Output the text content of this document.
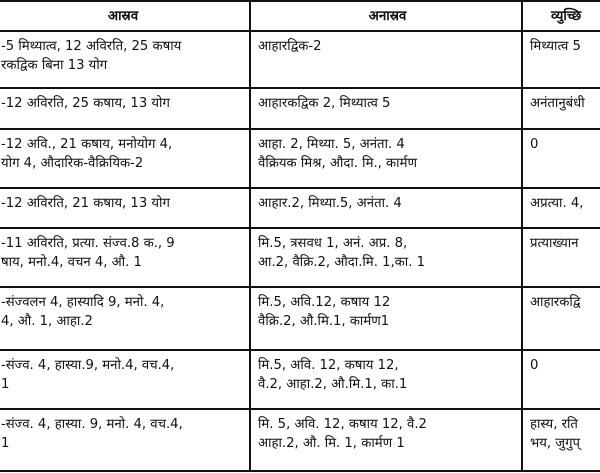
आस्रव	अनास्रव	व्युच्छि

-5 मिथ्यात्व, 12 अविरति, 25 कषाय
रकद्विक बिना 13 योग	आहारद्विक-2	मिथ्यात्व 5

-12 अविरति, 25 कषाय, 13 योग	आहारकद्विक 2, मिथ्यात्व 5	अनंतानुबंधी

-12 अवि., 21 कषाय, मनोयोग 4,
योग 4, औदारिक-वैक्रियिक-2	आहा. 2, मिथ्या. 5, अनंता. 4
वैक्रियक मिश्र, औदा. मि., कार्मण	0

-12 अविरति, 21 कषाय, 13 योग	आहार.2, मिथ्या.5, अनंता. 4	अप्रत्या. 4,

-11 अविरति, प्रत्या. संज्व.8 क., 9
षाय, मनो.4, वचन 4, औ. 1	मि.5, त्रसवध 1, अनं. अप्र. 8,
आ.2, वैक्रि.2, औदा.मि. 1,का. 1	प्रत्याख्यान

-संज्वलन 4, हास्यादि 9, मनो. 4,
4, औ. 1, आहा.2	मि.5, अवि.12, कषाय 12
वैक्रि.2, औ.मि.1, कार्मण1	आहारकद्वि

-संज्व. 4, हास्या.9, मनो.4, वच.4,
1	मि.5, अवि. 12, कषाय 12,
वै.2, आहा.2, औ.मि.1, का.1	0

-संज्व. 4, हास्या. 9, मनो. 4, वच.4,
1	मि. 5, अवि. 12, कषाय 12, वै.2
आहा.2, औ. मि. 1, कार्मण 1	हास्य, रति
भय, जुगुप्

════════════════

■ TASK DETAILS
Reproduce the entries exactly. Do not carry over any picture.

■ FULL RESPONSE
Output the text content of this document.
आस्रव	अनास्रव	व्युच्छि

-5 मिथ्यात्व, 12 अविरति, 25 कषाय
रकद्विक बिना 13 योग	आहारद्विक-2	मिथ्यात्व 5

-12 अविरति, 25 कषाय, 13 योग	आहारकद्विक 2, मिथ्यात्व 5	अनंतानुबंधी

-12 अवि., 21 कषाय, मनोयोग 4,
योग 4, औदारिक-वैक्रियिक-2	आहा. 2, मिथ्या. 5, अनंता. 4
वैक्रियक मिश्र, औदा. मि., कार्मण	0

-12 अविरति, 21 कषाय, 13 योग	आहार.2, मिथ्या.5, अनंता. 4	अप्रत्या. 4,

-11 अविरति, प्रत्या. संज्व.8 क., 9
षाय, मनो.4, वचन 4, औ. 1	मि.5, त्रसवध 1, अनं. अप्र. 8,
आ.2, वैक्रि.2, औदा.मि. 1,का. 1	प्रत्याख्यान

-संज्वलन 4, हास्यादि 9, मनो. 4,
4, औ. 1, आहा.2	मि.5, अवि.12, कषाय 12
वैक्रि.2, औ.मि.1, कार्मण1	आहारकद्वि

-संज्व. 4, हास्या.9, मनो.4, वच.4,
1	मि.5, अवि. 12, कषाय 12,
वै.2, आहा.2, औ.मि.1, का.1	0

-संज्व. 4, हास्या. 9, मनो. 4, वच.4,
1	मि. 5, अवि. 12, कषाय 12, वै.2
आहा.2, औ. मि. 1, कार्मण 1	हास्य, रति
भय, जुगुप्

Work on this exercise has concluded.